[start Dataset extract]

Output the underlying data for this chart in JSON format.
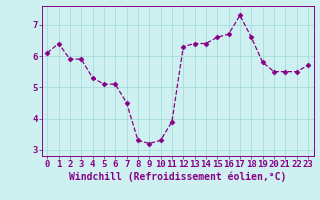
{
  "x": [
    0,
    1,
    2,
    3,
    4,
    5,
    6,
    7,
    8,
    9,
    10,
    11,
    12,
    13,
    14,
    15,
    16,
    17,
    18,
    19,
    20,
    21,
    22,
    23
  ],
  "y": [
    6.1,
    6.4,
    5.9,
    5.9,
    5.3,
    5.1,
    5.1,
    4.5,
    3.3,
    3.2,
    3.3,
    3.9,
    6.3,
    6.4,
    6.4,
    6.6,
    6.7,
    7.3,
    6.6,
    5.8,
    5.5,
    5.5,
    5.5,
    5.7
  ],
  "line_color": "#880088",
  "marker": "D",
  "marker_size": 2.5,
  "bg_color": "#cff0f0",
  "grid_color": "#aadede",
  "xlabel": "Windchill (Refroidissement éolien,°C)",
  "xlabel_fontsize": 7,
  "tick_fontsize": 6.5,
  "xlim": [
    -0.5,
    23.5
  ],
  "ylim": [
    2.8,
    7.6
  ],
  "yticks": [
    3,
    4,
    5,
    6,
    7
  ],
  "xticks": [
    0,
    1,
    2,
    3,
    4,
    5,
    6,
    7,
    8,
    9,
    10,
    11,
    12,
    13,
    14,
    15,
    16,
    17,
    18,
    19,
    20,
    21,
    22,
    23
  ]
}
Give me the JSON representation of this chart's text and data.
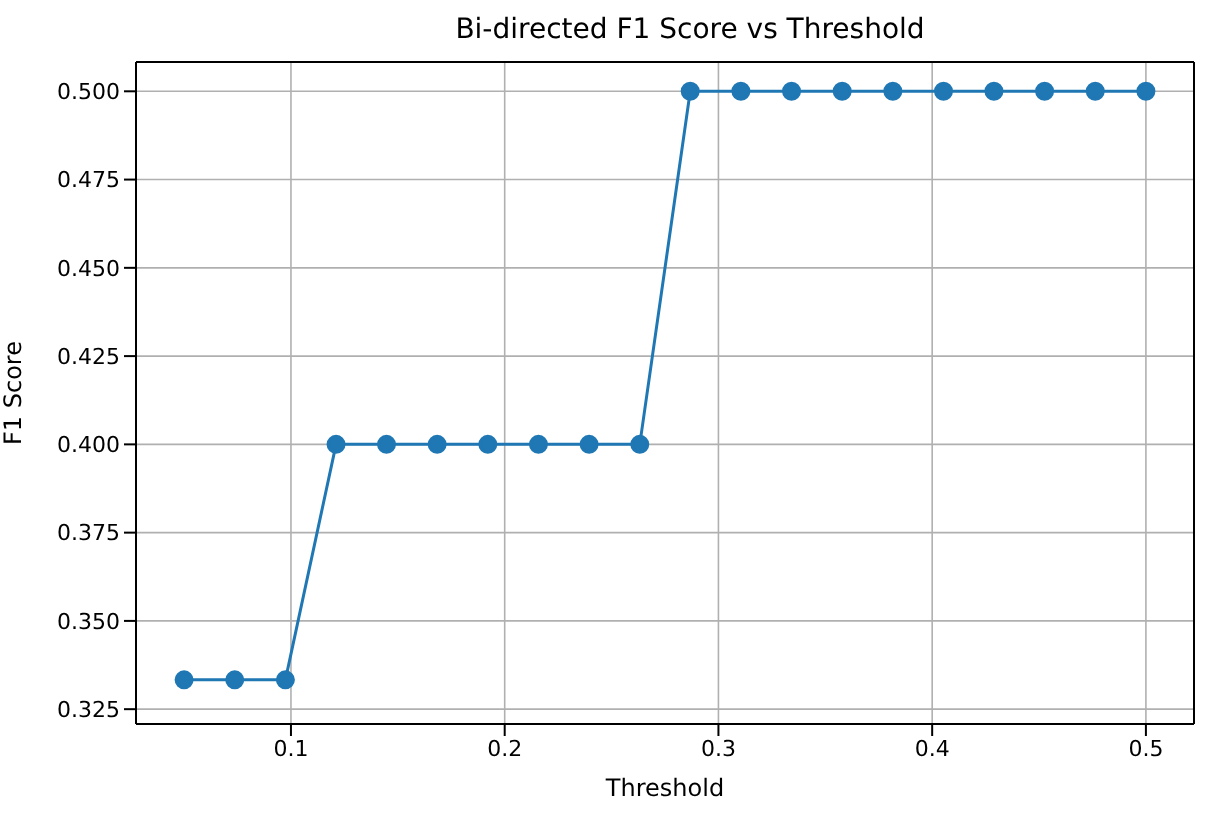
{
  "chart_data": {
    "type": "line",
    "title": "Bi-directed F1 Score vs Threshold",
    "xlabel": "Threshold",
    "ylabel": "F1 Score",
    "x": [
      0.05,
      0.0737,
      0.0974,
      0.1211,
      0.1447,
      0.1684,
      0.1921,
      0.2158,
      0.2395,
      0.2632,
      0.2868,
      0.3105,
      0.3342,
      0.3579,
      0.3816,
      0.4053,
      0.4289,
      0.4526,
      0.4763,
      0.5
    ],
    "series": [
      {
        "color": "#1f77b4",
        "values": [
          0.3333,
          0.3333,
          0.3333,
          0.4,
          0.4,
          0.4,
          0.4,
          0.4,
          0.4,
          0.4,
          0.5,
          0.5,
          0.5,
          0.5,
          0.5,
          0.5,
          0.5,
          0.5,
          0.5,
          0.5
        ]
      }
    ],
    "xlim": [
      0.0275,
      0.5225
    ],
    "xticks": [
      0.1,
      0.2,
      0.3,
      0.4,
      0.5
    ],
    "ylim": [
      0.3208,
      0.5083
    ],
    "yticks": [
      0.325,
      {
        "value": 0.35,
        "label": "0.350"
      },
      0.375,
      {
        "value": 0.4,
        "label": "0.400"
      },
      0.425,
      {
        "value": 0.45,
        "label": "0.450"
      },
      0.475,
      {
        "value": 0.5,
        "label": "0.500"
      }
    ],
    "grid": true,
    "marker": "circle",
    "line_style": "solid"
  }
}
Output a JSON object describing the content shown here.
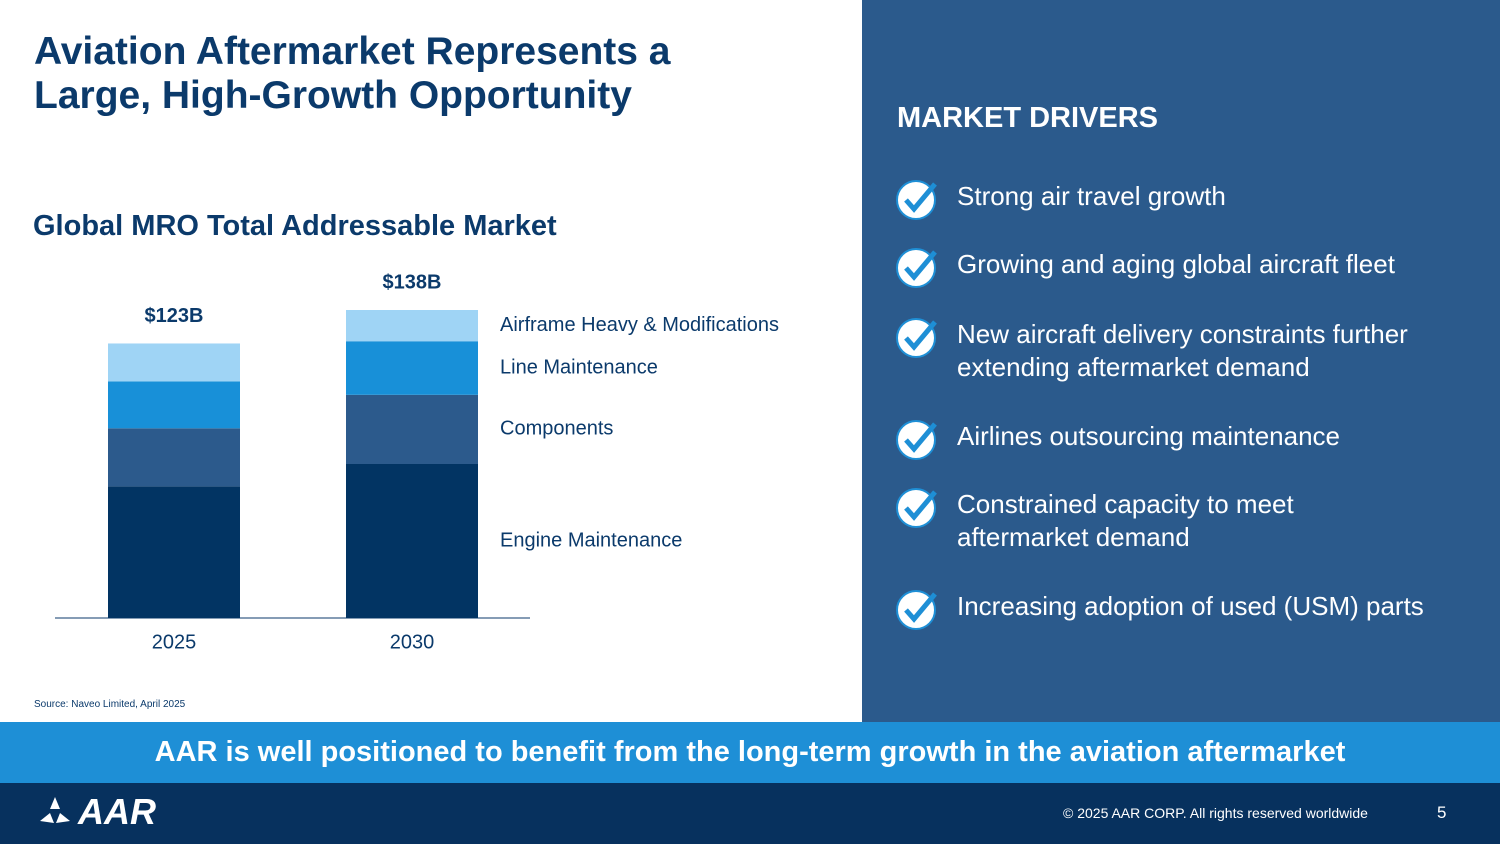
{
  "header": {
    "title_lines": [
      "Aviation Aftermarket Represents a",
      "Large, High-Growth Opportunity"
    ]
  },
  "chart_data": {
    "type": "stacked-bar",
    "title": "Global MRO Total Addressable Market",
    "categories": [
      "2025",
      "2030"
    ],
    "series": [
      {
        "name": "Engine Maintenance",
        "color": "#023463",
        "values": [
          59,
          69
        ]
      },
      {
        "name": "Components",
        "color": "#2c5a8c",
        "values": [
          26,
          31
        ]
      },
      {
        "name": "Line Maintenance",
        "color": "#1890d8",
        "values": [
          21,
          24
        ]
      },
      {
        "name": "Airframe Heavy & Modifications",
        "color": "#9fd4f5",
        "values": [
          17,
          14
        ]
      }
    ],
    "totals": {
      "values": [
        123,
        138
      ],
      "value_labels": [
        "$123B",
        "$138B"
      ]
    },
    "source": "Source: Naveo Limited, April 2025"
  },
  "drivers": {
    "title": "MARKET DRIVERS",
    "items": [
      [
        "Strong air travel growth"
      ],
      [
        "Growing and aging global aircraft fleet"
      ],
      [
        "New aircraft delivery constraints further",
        "extending aftermarket demand"
      ],
      [
        "Airlines outsourcing maintenance"
      ],
      [
        "Constrained capacity to meet",
        "aftermarket demand"
      ],
      [
        "Increasing adoption of used (USM) parts"
      ]
    ]
  },
  "banner": "AAR is well positioned to benefit from the long-term growth in the aviation aftermarket",
  "footer": {
    "logo": "AAR",
    "copyright": "© 2025 AAR CORP. All rights reserved worldwide",
    "page": "5"
  }
}
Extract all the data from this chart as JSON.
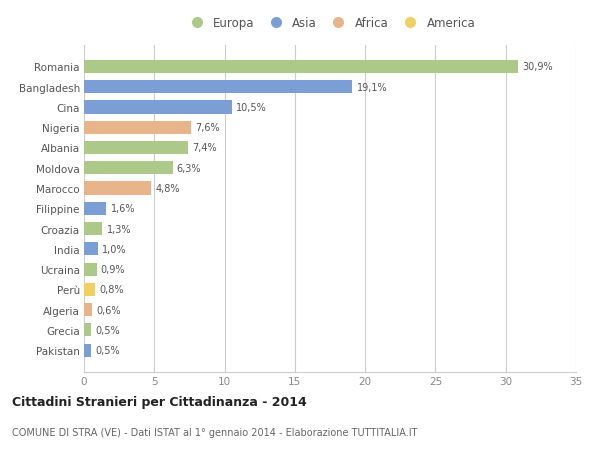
{
  "countries": [
    "Romania",
    "Bangladesh",
    "Cina",
    "Nigeria",
    "Albania",
    "Moldova",
    "Marocco",
    "Filippine",
    "Croazia",
    "India",
    "Ucraina",
    "Perù",
    "Algeria",
    "Grecia",
    "Pakistan"
  ],
  "values": [
    30.9,
    19.1,
    10.5,
    7.6,
    7.4,
    6.3,
    4.8,
    1.6,
    1.3,
    1.0,
    0.9,
    0.8,
    0.6,
    0.5,
    0.5
  ],
  "labels": [
    "30,9%",
    "19,1%",
    "10,5%",
    "7,6%",
    "7,4%",
    "6,3%",
    "4,8%",
    "1,6%",
    "1,3%",
    "1,0%",
    "0,9%",
    "0,8%",
    "0,6%",
    "0,5%",
    "0,5%"
  ],
  "colors": [
    "#adc98a",
    "#7b9fd4",
    "#7b9fd4",
    "#e8b48a",
    "#adc98a",
    "#adc98a",
    "#e8b48a",
    "#7b9fd4",
    "#adc98a",
    "#7b9fd4",
    "#adc98a",
    "#f0d060",
    "#e8b48a",
    "#adc98a",
    "#7b9fd4"
  ],
  "legend_labels": [
    "Europa",
    "Asia",
    "Africa",
    "America"
  ],
  "legend_colors": [
    "#adc98a",
    "#7b9fd4",
    "#e8b48a",
    "#f0d060"
  ],
  "title_bold": "Cittadini Stranieri per Cittadinanza - 2014",
  "subtitle": "COMUNE DI STRA (VE) - Dati ISTAT al 1° gennaio 2014 - Elaborazione TUTTITALIA.IT",
  "xlim": [
    0,
    35
  ],
  "xticks": [
    0,
    5,
    10,
    15,
    20,
    25,
    30,
    35
  ],
  "background_color": "#ffffff",
  "plot_bg_color": "#f5f5f5",
  "grid_color": "#dddddd",
  "bar_height": 0.65
}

[end Dataset extract]

Copy each line of the records above that carries the word "name".

▶ **Solution for this problem**:
        "name": "Engine Maintenance",
        "name": "Components",
        "name": "Line Maintenance",
        "name": "Airframe Heavy & Modifications",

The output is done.